Requirement: Please edit the items from the first line through the line containing "value-label: 6.4%: [881, 454, 929, 476]", changing every "value-label" to "data-label" and leaving everything else as it is. Return only those lines.

Material for this task:
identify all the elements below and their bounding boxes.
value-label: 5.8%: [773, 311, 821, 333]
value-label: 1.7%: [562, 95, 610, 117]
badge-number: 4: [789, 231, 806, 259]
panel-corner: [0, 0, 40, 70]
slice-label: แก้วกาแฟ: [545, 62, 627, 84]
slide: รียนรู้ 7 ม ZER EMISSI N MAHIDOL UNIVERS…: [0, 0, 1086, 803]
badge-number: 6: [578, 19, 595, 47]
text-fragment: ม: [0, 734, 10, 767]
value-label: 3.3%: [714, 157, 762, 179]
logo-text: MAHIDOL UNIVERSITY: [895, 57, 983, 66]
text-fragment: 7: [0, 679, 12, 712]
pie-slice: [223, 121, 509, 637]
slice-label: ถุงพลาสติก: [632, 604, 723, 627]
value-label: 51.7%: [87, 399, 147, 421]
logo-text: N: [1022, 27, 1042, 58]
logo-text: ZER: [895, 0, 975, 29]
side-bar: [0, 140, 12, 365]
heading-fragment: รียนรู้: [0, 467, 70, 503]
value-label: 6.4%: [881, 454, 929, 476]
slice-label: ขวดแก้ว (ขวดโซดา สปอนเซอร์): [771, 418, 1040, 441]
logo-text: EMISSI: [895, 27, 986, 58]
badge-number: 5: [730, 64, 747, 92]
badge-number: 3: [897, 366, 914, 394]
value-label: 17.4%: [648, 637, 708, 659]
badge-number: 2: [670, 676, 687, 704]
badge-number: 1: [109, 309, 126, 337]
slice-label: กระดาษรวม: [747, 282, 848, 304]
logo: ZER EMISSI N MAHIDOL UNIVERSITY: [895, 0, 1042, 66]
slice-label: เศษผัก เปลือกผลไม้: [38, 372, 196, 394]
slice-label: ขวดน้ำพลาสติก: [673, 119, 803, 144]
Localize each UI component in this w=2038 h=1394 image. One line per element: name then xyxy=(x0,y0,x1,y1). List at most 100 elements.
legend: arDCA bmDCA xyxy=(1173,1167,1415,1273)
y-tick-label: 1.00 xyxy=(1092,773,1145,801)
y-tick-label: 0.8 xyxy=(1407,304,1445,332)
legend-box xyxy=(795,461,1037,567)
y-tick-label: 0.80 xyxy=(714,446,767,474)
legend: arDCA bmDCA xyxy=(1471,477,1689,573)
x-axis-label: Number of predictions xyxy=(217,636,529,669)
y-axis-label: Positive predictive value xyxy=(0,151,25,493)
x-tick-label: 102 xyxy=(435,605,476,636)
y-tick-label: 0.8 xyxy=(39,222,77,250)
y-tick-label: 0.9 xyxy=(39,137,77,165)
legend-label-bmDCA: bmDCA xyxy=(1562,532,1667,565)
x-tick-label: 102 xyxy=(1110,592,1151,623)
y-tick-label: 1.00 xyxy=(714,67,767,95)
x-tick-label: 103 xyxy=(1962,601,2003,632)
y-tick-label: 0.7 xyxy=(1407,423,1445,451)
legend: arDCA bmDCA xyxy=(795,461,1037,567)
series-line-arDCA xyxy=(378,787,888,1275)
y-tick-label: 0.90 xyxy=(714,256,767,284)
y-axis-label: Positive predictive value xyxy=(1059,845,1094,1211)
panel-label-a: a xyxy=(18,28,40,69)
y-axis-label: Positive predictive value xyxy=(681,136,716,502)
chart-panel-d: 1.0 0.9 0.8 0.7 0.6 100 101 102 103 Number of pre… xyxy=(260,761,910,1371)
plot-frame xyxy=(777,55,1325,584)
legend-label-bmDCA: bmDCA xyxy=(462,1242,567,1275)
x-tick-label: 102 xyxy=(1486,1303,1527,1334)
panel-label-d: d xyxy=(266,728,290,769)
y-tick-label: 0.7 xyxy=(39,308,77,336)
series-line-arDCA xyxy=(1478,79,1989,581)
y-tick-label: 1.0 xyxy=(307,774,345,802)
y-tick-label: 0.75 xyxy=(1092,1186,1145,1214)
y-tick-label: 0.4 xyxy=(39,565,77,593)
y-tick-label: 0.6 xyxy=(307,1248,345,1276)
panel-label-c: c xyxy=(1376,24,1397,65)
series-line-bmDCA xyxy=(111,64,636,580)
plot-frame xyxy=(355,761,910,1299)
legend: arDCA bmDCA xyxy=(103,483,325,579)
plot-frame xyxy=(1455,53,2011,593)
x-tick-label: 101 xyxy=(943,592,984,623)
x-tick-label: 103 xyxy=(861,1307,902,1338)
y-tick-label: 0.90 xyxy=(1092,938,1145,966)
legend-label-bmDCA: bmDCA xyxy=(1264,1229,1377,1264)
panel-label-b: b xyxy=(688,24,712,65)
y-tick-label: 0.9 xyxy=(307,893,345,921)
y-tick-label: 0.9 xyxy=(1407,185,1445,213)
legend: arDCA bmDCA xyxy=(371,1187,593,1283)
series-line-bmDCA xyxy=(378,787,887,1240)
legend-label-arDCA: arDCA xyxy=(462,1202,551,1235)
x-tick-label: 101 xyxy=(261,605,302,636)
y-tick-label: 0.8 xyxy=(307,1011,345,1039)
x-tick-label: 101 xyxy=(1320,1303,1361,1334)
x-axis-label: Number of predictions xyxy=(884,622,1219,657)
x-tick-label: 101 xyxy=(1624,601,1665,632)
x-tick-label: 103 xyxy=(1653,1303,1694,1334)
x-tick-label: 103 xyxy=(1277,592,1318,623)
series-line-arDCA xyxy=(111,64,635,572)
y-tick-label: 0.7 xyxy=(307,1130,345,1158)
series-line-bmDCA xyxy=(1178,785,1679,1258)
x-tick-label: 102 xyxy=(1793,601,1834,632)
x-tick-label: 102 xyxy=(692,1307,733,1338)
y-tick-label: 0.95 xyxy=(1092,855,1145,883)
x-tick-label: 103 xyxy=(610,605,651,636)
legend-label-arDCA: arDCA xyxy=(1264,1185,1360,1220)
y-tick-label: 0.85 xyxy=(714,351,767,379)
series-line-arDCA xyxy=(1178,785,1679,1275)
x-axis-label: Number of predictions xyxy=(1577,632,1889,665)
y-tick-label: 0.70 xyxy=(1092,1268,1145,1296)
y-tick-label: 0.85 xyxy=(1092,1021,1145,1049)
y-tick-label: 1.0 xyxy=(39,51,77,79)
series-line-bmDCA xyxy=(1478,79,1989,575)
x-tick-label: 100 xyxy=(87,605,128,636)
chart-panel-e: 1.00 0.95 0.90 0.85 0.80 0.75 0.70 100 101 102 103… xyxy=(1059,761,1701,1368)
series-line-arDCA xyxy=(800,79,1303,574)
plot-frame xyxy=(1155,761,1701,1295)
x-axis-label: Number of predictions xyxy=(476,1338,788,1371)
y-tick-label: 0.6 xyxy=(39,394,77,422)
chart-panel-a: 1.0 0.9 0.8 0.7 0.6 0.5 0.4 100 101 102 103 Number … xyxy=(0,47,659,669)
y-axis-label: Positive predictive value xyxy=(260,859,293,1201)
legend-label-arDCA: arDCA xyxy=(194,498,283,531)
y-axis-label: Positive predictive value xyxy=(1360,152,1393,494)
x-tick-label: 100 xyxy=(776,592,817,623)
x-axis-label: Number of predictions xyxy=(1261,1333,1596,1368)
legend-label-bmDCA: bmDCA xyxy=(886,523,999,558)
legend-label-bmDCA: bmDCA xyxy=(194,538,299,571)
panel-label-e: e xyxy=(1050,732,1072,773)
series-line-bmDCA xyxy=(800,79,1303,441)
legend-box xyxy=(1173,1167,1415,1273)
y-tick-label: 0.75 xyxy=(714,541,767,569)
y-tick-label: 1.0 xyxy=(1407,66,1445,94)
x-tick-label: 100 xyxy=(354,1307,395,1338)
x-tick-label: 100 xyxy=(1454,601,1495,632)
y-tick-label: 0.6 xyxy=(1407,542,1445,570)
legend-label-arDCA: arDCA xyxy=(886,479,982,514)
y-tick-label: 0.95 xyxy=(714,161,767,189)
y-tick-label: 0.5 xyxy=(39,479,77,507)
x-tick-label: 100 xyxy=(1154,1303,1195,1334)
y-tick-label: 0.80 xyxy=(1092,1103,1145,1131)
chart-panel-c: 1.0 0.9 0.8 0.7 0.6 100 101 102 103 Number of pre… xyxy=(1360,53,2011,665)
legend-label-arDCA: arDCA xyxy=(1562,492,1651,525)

Response to the task:
identify all the elements below and their bounding boxes.
data-label: 5.8%: [773, 311, 821, 333]
data-label: 1.7%: [562, 95, 610, 117]
badge-number: 4: [789, 231, 806, 259]
panel-corner: [0, 0, 40, 70]
slice-label: แก้วกาแฟ: [545, 62, 627, 84]
slide: รียนรู้ 7 ม ZER EMISSI N MAHIDOL UNIVERS…: [0, 0, 1086, 803]
badge-number: 6: [578, 19, 595, 47]
text-fragment: ม: [0, 734, 10, 767]
data-label: 3.3%: [714, 157, 762, 179]
logo-text: MAHIDOL UNIVERSITY: [895, 57, 983, 66]
text-fragment: 7: [0, 679, 12, 712]
pie-slice: [223, 121, 509, 637]
slice-label: ถุงพลาสติก: [632, 604, 723, 627]
data-label: 51.7%: [87, 399, 147, 421]
logo-text: N: [1022, 27, 1042, 58]
logo-text: ZER: [895, 0, 975, 29]
side-bar: [0, 140, 12, 365]
heading-fragment: รียนรู้: [0, 467, 70, 503]
data-label: 6.4%: [881, 454, 929, 476]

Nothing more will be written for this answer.